§ **Extracted records**:
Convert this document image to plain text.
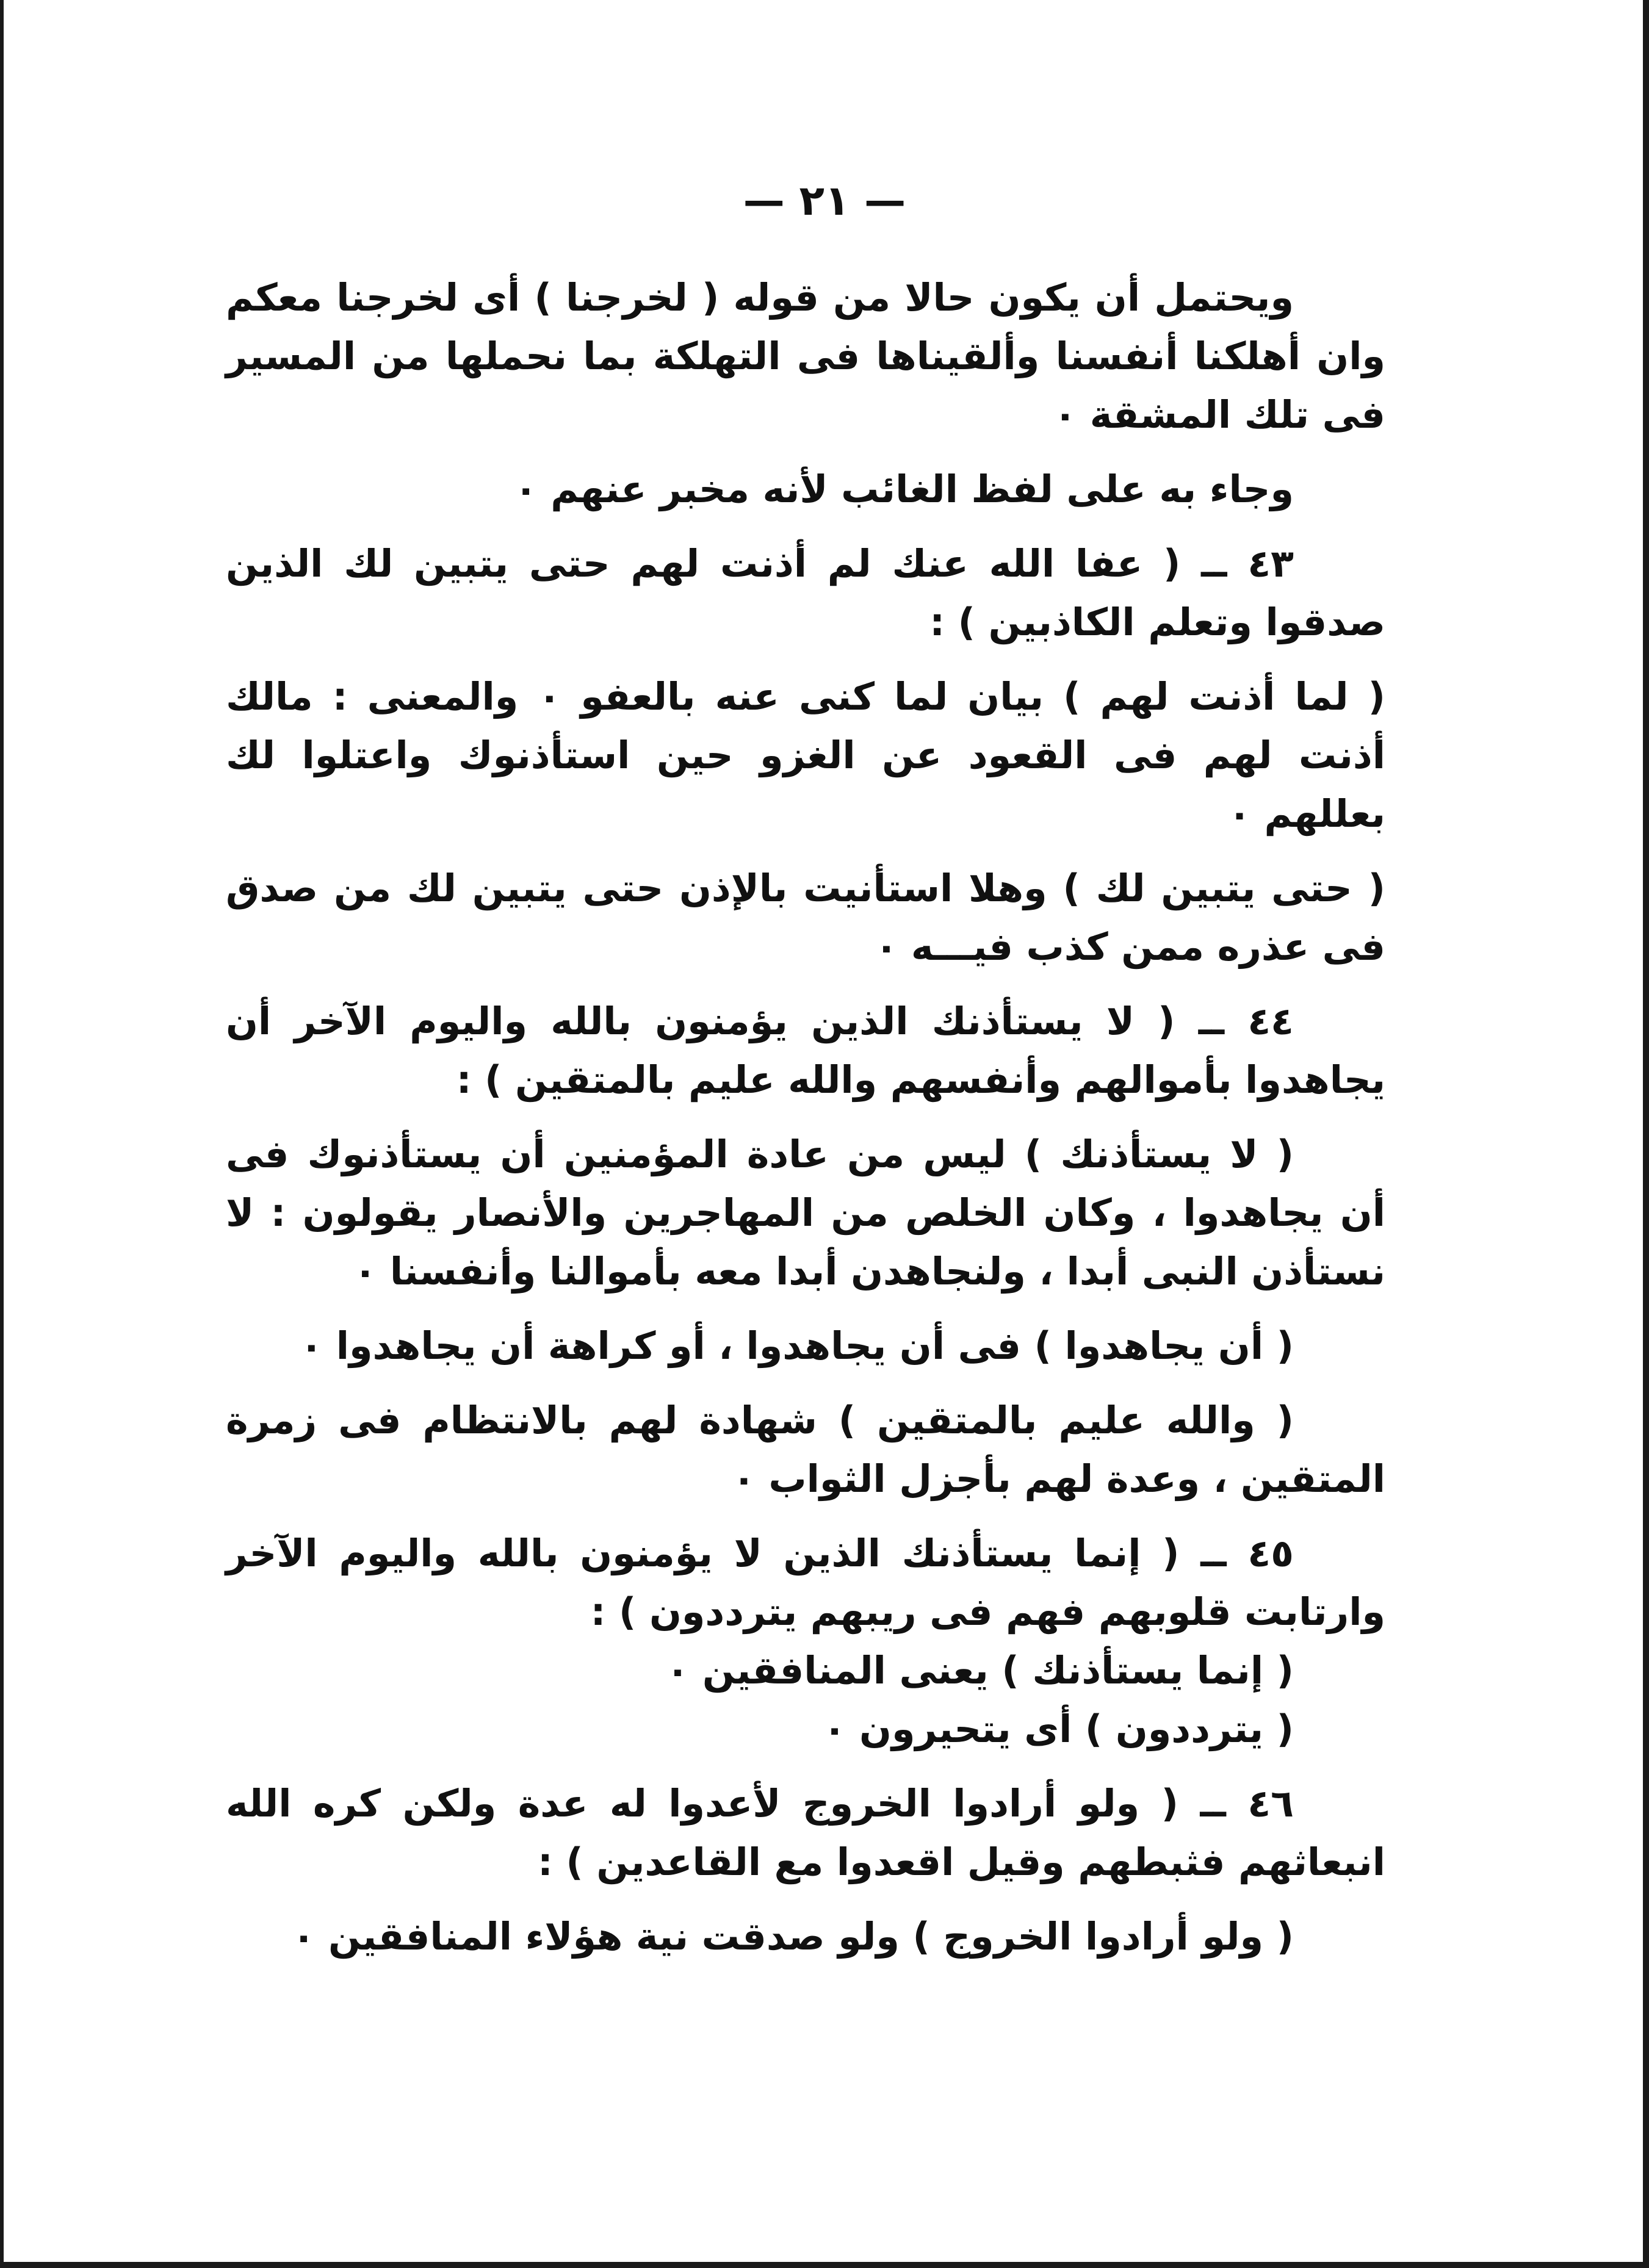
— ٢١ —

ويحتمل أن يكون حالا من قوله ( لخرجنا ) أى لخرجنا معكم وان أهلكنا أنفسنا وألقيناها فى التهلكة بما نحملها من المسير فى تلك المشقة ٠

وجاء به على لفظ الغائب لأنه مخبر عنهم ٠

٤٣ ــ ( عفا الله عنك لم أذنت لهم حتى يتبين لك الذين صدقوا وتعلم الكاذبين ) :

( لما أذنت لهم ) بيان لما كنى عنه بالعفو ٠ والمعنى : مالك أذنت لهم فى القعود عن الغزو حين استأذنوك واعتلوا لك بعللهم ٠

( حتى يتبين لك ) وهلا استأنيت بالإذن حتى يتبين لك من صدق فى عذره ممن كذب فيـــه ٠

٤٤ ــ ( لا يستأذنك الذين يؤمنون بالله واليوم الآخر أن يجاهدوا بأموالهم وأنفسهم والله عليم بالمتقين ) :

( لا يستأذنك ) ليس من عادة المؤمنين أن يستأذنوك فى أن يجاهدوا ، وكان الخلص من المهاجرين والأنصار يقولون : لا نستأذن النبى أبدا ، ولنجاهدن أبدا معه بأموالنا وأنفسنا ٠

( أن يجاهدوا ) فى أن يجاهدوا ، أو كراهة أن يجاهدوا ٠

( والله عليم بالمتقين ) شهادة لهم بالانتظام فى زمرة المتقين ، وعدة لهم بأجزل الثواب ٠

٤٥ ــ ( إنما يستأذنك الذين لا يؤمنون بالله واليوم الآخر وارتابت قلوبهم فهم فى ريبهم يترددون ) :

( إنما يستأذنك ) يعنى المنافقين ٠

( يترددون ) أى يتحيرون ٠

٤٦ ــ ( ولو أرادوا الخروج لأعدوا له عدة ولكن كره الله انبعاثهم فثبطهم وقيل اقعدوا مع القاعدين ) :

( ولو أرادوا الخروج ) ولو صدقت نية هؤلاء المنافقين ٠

--

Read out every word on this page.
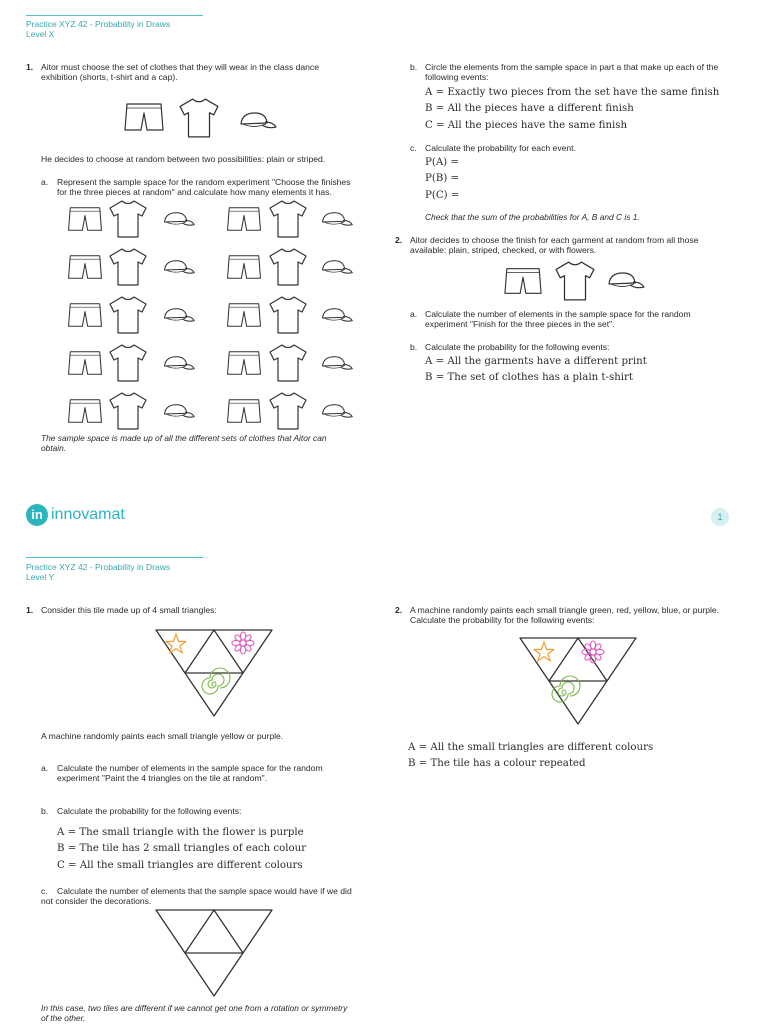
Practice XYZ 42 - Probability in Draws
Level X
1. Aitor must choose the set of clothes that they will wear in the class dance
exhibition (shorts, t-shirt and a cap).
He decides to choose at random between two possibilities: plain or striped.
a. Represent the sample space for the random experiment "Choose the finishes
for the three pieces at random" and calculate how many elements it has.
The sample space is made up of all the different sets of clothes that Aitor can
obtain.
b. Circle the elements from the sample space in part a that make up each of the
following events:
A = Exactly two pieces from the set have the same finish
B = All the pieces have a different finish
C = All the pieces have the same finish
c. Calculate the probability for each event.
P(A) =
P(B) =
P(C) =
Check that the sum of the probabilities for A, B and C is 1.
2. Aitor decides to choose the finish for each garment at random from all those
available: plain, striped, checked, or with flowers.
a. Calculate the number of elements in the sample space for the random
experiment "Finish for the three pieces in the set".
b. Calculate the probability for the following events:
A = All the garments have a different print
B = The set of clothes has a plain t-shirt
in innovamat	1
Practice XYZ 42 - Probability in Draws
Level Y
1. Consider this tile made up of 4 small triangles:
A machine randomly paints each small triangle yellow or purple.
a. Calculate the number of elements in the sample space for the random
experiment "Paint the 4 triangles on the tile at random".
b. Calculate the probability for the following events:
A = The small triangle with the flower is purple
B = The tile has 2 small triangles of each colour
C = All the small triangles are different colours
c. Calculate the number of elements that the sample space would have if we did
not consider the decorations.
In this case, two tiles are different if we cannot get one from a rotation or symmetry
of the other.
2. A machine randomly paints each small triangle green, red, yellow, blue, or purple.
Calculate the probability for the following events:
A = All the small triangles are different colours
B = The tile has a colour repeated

§ **GIVEN TASK**: Pick out every line with the string "three" and copy it.

§ **RESULT OF THE TASK**:
for the three pieces at random" and calculate how many elements it has.
experiment "Finish for the three pieces in the set".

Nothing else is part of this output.